(Dataset listings of figures)

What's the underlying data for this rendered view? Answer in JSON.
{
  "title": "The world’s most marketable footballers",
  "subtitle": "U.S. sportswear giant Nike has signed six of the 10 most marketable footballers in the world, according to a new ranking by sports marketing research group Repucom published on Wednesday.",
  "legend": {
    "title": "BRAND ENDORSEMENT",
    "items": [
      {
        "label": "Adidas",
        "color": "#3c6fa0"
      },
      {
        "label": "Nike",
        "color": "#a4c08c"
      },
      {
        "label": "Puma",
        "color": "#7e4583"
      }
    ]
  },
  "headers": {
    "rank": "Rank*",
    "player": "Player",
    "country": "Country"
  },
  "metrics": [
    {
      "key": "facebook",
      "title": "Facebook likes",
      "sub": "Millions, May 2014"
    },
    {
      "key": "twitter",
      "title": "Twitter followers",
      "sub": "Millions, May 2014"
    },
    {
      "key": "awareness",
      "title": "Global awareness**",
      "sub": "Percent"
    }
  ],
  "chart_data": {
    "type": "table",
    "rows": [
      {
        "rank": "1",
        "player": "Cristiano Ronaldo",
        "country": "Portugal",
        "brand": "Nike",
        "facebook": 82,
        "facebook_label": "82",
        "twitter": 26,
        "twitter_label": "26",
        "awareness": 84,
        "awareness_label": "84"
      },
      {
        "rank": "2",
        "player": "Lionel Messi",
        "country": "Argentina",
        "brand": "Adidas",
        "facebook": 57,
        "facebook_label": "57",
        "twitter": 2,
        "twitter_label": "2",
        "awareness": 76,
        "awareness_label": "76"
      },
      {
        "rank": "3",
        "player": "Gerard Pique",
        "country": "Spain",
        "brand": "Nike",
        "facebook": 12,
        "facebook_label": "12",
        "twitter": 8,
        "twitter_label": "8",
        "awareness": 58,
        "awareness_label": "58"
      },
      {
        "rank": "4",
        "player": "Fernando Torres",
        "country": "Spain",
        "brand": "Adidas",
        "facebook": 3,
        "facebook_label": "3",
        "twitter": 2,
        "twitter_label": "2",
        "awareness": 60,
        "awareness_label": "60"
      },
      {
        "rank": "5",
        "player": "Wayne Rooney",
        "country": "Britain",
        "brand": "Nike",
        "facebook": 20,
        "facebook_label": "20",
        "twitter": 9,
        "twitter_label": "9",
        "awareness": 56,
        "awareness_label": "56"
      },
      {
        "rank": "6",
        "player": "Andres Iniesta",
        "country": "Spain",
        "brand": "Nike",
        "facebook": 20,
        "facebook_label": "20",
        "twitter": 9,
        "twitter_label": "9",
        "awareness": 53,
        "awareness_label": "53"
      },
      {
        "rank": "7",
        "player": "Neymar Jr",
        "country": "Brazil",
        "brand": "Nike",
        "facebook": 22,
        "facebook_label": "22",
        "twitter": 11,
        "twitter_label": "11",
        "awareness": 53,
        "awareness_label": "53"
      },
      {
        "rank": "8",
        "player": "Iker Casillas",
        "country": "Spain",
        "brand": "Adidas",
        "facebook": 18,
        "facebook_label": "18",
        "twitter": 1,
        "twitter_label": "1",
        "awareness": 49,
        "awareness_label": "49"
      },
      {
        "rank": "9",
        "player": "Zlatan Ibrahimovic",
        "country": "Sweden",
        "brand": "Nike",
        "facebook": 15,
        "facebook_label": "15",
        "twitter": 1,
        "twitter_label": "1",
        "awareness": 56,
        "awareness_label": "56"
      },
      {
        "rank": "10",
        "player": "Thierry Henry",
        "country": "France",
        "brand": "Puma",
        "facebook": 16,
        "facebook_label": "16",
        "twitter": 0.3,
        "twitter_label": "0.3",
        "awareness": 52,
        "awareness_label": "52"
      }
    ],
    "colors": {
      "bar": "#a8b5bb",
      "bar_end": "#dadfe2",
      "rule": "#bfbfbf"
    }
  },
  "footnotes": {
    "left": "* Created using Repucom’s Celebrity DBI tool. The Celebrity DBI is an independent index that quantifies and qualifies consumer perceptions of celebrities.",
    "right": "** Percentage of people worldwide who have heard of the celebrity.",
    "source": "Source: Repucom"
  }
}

Short exercise: Work out how many lines of the listing above include the word "marketable". Reply with nothing but the count.

Result below: 2